Instructions for the task:
Transcribe the listing word for word.

Listed entries:

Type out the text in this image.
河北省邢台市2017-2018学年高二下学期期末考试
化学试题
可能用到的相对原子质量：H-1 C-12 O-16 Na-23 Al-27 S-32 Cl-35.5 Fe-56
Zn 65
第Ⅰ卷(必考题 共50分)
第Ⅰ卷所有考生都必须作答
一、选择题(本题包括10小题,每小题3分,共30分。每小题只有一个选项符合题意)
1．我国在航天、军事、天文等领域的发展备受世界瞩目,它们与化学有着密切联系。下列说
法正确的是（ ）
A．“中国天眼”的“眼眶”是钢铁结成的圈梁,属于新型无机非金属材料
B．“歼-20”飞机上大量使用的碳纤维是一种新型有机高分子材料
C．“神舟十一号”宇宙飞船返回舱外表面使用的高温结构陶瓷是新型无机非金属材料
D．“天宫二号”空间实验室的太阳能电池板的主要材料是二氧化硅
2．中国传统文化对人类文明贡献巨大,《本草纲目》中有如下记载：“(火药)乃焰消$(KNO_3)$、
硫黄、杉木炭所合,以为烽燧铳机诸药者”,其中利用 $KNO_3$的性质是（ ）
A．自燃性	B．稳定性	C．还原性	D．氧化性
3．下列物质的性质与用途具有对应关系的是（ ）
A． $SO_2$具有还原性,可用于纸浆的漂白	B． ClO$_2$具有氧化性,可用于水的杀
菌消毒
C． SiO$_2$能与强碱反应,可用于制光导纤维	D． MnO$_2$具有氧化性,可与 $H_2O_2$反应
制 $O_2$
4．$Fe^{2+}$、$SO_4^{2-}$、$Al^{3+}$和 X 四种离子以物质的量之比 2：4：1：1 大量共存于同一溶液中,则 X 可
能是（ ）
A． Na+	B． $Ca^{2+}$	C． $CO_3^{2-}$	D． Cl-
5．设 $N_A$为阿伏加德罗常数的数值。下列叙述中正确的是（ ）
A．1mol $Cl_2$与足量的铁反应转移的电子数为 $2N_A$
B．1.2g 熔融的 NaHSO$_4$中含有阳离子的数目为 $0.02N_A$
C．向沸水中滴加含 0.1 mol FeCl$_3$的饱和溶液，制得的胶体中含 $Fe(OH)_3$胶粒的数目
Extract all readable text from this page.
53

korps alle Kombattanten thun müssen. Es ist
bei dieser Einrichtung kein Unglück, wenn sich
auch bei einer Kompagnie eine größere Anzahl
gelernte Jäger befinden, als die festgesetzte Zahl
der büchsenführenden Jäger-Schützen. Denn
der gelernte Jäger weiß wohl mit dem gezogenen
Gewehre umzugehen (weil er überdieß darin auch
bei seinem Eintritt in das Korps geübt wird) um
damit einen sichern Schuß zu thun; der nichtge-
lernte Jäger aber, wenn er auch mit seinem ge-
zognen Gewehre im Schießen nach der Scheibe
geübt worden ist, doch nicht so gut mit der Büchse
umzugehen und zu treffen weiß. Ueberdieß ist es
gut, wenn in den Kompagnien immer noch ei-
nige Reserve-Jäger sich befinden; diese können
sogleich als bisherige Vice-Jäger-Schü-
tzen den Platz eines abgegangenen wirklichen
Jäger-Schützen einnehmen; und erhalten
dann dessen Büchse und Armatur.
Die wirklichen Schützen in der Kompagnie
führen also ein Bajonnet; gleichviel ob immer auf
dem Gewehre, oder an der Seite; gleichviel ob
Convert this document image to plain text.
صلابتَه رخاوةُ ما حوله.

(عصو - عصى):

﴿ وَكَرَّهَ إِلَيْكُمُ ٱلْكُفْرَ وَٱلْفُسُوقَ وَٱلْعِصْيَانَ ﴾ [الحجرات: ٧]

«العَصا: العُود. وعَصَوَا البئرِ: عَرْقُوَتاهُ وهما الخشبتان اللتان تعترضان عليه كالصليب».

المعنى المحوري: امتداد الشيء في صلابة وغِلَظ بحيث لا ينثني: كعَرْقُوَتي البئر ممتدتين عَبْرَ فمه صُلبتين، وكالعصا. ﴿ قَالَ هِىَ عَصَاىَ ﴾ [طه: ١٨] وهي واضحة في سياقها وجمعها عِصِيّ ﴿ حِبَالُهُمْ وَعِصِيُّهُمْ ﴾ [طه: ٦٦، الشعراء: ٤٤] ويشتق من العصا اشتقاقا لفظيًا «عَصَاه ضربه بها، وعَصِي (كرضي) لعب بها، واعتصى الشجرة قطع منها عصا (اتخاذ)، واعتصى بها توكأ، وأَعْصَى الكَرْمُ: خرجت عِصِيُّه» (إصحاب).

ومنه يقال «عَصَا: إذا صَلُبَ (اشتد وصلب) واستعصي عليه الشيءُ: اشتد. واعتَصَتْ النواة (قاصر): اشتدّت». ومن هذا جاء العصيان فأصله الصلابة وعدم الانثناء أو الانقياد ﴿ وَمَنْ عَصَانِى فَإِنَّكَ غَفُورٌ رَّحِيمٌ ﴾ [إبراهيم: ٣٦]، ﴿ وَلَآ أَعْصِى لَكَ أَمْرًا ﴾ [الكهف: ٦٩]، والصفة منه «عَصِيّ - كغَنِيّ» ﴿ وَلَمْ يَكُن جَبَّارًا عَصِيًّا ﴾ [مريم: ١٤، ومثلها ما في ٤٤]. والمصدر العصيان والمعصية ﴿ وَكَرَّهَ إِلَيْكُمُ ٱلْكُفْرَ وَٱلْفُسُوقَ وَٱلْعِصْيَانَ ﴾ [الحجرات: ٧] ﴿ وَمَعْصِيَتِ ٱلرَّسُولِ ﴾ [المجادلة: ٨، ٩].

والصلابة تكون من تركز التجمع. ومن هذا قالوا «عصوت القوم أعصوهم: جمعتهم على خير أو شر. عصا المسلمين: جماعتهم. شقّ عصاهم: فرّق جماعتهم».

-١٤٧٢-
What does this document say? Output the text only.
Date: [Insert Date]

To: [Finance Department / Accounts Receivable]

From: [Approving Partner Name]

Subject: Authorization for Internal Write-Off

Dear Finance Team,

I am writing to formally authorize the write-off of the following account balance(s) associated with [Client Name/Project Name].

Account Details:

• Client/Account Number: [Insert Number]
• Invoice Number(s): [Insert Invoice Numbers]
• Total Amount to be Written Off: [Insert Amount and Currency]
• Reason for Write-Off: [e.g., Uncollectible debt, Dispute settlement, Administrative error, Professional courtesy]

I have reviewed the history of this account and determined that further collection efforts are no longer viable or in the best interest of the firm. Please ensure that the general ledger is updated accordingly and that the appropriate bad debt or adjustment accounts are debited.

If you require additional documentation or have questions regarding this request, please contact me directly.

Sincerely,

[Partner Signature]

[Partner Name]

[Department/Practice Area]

Task response:
Type out the text in this image.
河北省邢台市2017-2018学年高二下学期期末考试
化学试题
可能用到的相对原子质量：H-1 C-12 O-16 Na-23 Al-27 S-32 Cl-35.5 Fe-56
Zn 65
第Ⅰ卷(必考题 共50分)
第Ⅰ卷所有考生都必须作答
一、选择题(本题包括10小题,每小题3分,共30分。每小题只有一个选项符合题意)
1．我国在航天、军事、天文等领域的发展备受世界瞩目,它们与化学有着密切联系。下列说
法正确的是（ ）
A．“中国天眼”的“眼眶”是钢铁结成的圈梁,属于新型无机非金属材料
B．“歼-20”飞机上大量使用的碳纤维是一种新型有机高分子材料
C．“神舟十一号”宇宙飞船返回舱外表面使用的高温结构陶瓷是新型无机非金属材料
D．“天宫二号”空间实验室的太阳能电池板的主要材料是二氧化硅
2．中国传统文化对人类文明贡献巨大,《本草纲目》中有如下记载：“(火药)乃焰消$(KNO_3)$、
硫黄、杉木炭所合,以为烽燧铳机诸药者”,其中利用 $KNO_3$的性质是（ ）
A．自燃性	B．稳定性	C．还原性	D．氧化性
3．下列物质的性质与用途具有对应关系的是（ ）
A． $SO_2$具有还原性,可用于纸浆的漂白	B． ClO$_2$具有氧化性,可用于水的杀
菌消毒
C． SiO$_2$能与强碱反应,可用于制光导纤维	D． MnO$_2$具有氧化性,可与 $H_2O_2$反应
制 $O_2$
4．$Fe^{2+}$、$SO_4^{2-}$、$Al^{3+}$和 X 四种离子以物质的量之比 2：4：1：1 大量共存于同一溶液中,则 X 可
能是（ ）
A． Na+	B． $Ca^{2+}$	C． $CO_3^{2-}$	D． Cl-
5．设 $N_A$为阿伏加德罗常数的数值。下列叙述中正确的是（ ）
A．1mol $Cl_2$与足量的铁反应转移的电子数为 $2N_A$
B．1.2g 熔融的 NaHSO$_4$中含有阳离子的数目为 $0.02N_A$
C．向沸水中滴加含 0.1 mol FeCl$_3$的饱和溶液，制得的胶体中含 $Fe(OH)_3$胶粒的数目
Extract all readable text from this page.
53

korps alle Kombattanten thun müssen. Es ist
bei dieser Einrichtung kein Unglück, wenn sich
auch bei einer Kompagnie eine größere Anzahl
gelernte Jäger befinden, als die festgesetzte Zahl
der büchsenführenden Jäger-Schützen. Denn
der gelernte Jäger weiß wohl mit dem gezogenen
Gewehre umzugehen (weil er überdieß darin auch
bei seinem Eintritt in das Korps geübt wird) um
damit einen sichern Schuß zu thun; der nichtge-
lernte Jäger aber, wenn er auch mit seinem ge-
zognen Gewehre im Schießen nach der Scheibe
geübt worden ist, doch nicht so gut mit der Büchse
umzugehen und zu treffen weiß. Ueberdieß ist es
gut, wenn in den Kompagnien immer noch ei-
nige Reserve-Jäger sich befinden; diese können
sogleich als bisherige Vice-Jäger-Schü-
tzen den Platz eines abgegangenen wirklichen
Jäger-Schützen einnehmen; und erhalten
dann dessen Büchse und Armatur.
Die wirklichen Schützen in der Kompagnie
führen also ein Bajonnet; gleichviel ob immer auf
dem Gewehre, oder an der Seite; gleichviel ob
Convert this document image to plain text.
صلابتَه رخاوةُ ما حوله.

(عصو - عصى):

﴿ وَكَرَّهَ إِلَيْكُمُ ٱلْكُفْرَ وَٱلْفُسُوقَ وَٱلْعِصْيَانَ ﴾ [الحجرات: ٧]

«العَصا: العُود. وعَصَوَا البئرِ: عَرْقُوَتاهُ وهما الخشبتان اللتان تعترضان عليه كالصليب».

المعنى المحوري: امتداد الشيء في صلابة وغِلَظ بحيث لا ينثني: كعَرْقُوَتي البئر ممتدتين عَبْرَ فمه صُلبتين، وكالعصا. ﴿ قَالَ هِىَ عَصَاىَ ﴾ [طه: ١٨] وهي واضحة في سياقها وجمعها عِصِيّ ﴿ حِبَالُهُمْ وَعِصِيُّهُمْ ﴾ [طه: ٦٦، الشعراء: ٤٤] ويشتق من العصا اشتقاقا لفظيًا «عَصَاه ضربه بها، وعَصِي (كرضي) لعب بها، واعتصى الشجرة قطع منها عصا (اتخاذ)، واعتصى بها توكأ، وأَعْصَى الكَرْمُ: خرجت عِصِيُّه» (إصحاب).

ومنه يقال «عَصَا: إذا صَلُبَ (اشتد وصلب) واستعصي عليه الشيءُ: اشتد. واعتَصَتْ النواة (قاصر): اشتدّت». ومن هذا جاء العصيان فأصله الصلابة وعدم الانثناء أو الانقياد ﴿ وَمَنْ عَصَانِى فَإِنَّكَ غَفُورٌ رَّحِيمٌ ﴾ [إبراهيم: ٣٦]، ﴿ وَلَآ أَعْصِى لَكَ أَمْرًا ﴾ [الكهف: ٦٩]، والصفة منه «عَصِيّ - كغَنِيّ» ﴿ وَلَمْ يَكُن جَبَّارًا عَصِيًّا ﴾ [مريم: ١٤، ومثلها ما في ٤٤]. والمصدر العصيان والمعصية ﴿ وَكَرَّهَ إِلَيْكُمُ ٱلْكُفْرَ وَٱلْفُسُوقَ وَٱلْعِصْيَانَ ﴾ [الحجرات: ٧] ﴿ وَمَعْصِيَتِ ٱلرَّسُولِ ﴾ [المجادلة: ٨، ٩].

والصلابة تكون من تركز التجمع. ومن هذا قالوا «عصوت القوم أعصوهم: جمعتهم على خير أو شر. عصا المسلمين: جماعتهم. شقّ عصاهم: فرّق جماعتهم».

-١٤٧٢-
What does this document say? Output the text only.
Date: [Insert Date]

To: [Finance Department / Accounts Receivable]

From: [Approving Partner Name]

Subject: Authorization for Internal Write-Off

Dear Finance Team,

I am writing to formally authorize the write-off of the following account balance(s) associated with [Client Name/Project Name].

Account Details:

• Client/Account Number: [Insert Number]
• Invoice Number(s): [Insert Invoice Numbers]
• Total Amount to be Written Off: [Insert Amount and Currency]
• Reason for Write-Off: [e.g., Uncollectible debt, Dispute settlement, Administrative error, Professional courtesy]

I have reviewed the history of this account and determined that further collection efforts are no longer viable or in the best interest of the firm. Please ensure that the general ledger is updated accordingly and that the appropriate bad debt or adjustment accounts are debited.

If you require additional documentation or have questions regarding this request, please contact me directly.

Sincerely,

[Partner Signature]

[Partner Name]

[Department/Practice Area]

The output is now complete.